Prompt
Present the rows from the beginning through the line containing "poem-line: All gone are his", both included, as a Markdown table with two columns, Line No. and Row Text, numbering each line and omitting blank lines.

— START Task material —

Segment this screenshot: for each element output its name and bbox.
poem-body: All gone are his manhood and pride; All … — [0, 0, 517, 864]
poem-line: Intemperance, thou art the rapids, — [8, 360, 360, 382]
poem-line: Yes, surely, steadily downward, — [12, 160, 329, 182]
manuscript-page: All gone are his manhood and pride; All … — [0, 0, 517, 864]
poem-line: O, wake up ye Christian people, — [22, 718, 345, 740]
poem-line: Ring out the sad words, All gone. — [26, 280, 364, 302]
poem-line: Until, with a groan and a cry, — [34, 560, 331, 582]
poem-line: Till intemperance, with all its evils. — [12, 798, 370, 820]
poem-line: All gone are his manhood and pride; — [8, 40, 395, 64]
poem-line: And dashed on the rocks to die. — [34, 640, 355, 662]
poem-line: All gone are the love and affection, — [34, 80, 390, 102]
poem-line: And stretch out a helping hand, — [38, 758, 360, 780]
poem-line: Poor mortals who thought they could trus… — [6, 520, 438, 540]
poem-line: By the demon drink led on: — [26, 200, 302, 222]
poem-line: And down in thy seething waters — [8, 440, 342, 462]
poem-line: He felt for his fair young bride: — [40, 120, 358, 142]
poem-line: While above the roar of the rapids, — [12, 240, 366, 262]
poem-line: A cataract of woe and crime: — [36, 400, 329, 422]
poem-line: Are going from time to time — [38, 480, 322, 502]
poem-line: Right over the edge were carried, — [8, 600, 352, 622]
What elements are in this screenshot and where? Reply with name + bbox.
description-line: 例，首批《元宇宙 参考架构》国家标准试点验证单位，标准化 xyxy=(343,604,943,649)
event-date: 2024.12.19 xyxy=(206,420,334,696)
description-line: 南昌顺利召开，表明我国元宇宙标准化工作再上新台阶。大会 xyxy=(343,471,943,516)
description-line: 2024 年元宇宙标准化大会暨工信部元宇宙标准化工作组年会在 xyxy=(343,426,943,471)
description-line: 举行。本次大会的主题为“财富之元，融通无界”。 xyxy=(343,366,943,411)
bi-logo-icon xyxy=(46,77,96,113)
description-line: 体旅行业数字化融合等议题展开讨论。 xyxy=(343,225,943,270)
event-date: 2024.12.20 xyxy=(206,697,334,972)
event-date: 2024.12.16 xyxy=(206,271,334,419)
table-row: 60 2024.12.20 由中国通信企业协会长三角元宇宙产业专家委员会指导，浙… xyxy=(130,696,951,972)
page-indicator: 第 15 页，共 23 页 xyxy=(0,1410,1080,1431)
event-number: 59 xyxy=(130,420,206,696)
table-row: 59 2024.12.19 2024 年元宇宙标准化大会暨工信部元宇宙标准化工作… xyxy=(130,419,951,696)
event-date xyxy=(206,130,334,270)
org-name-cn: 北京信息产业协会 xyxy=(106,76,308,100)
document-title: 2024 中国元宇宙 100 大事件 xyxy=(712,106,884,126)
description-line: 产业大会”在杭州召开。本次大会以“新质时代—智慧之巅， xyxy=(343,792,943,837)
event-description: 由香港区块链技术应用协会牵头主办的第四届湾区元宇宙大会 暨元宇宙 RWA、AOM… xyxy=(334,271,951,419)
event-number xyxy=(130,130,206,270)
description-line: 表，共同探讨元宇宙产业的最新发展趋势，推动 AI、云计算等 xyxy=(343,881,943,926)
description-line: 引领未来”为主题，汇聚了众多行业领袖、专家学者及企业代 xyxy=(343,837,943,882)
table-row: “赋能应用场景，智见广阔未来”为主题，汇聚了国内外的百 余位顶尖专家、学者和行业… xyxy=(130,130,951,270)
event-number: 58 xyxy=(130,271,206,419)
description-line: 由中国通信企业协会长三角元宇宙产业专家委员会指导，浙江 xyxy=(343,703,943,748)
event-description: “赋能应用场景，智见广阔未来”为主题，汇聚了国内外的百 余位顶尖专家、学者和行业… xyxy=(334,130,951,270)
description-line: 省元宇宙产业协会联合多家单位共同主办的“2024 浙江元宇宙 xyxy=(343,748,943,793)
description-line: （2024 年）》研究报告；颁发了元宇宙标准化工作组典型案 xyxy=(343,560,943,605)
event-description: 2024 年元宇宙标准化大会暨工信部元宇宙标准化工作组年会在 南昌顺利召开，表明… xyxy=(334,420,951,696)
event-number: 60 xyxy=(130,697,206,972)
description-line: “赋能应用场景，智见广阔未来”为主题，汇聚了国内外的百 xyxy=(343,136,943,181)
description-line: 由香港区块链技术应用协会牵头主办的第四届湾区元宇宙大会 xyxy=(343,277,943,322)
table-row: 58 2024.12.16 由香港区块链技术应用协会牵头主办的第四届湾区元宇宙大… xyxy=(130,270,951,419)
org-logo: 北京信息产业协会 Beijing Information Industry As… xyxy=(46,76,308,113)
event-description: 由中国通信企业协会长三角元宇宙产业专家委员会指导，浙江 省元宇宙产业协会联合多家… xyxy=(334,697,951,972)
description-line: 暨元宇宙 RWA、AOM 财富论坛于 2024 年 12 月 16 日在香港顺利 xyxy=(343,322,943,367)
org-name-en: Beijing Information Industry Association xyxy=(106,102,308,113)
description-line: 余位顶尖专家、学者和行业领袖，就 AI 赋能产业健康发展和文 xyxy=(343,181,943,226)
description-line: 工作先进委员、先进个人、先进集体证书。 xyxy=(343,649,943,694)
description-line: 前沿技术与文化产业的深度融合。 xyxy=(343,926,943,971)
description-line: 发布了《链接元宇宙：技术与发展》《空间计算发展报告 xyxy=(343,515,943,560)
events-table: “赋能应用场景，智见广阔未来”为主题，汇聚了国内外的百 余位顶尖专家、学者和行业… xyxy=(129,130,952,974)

— END Task material —

Correct response
| Line No. | Row Text |
|---|---|
| 1 | Segment this screenshot: for each element output its name and bbox. |
| 2 | poem-body: All gone are his manhood and pride; All … — [0, 0, 517, 864] |
| 3 | poem-line: Intemperance, thou art the rapids, — [8, 360, 360, 382] |
| 4 | poem-line: Yes, surely, steadily downward, — [12, 160, 329, 182] |
| 5 | manuscript-page: All gone are his manhood and pride; All … — [0, 0, 517, 864] |
| 6 | poem-line: O, wake up ye Christian people, — [22, 718, 345, 740] |
| 7 | poem-line: Ring out the sad words, All gone. — [26, 280, 364, 302] |
| 8 | poem-line: Until, with a groan and a cry, — [34, 560, 331, 582] |
| 9 | poem-line: Till intemperance, with all its evils. — [12, 798, 370, 820] |
| 10 | poem-line: All gone are his manhood and pride; — [8, 40, 395, 64] |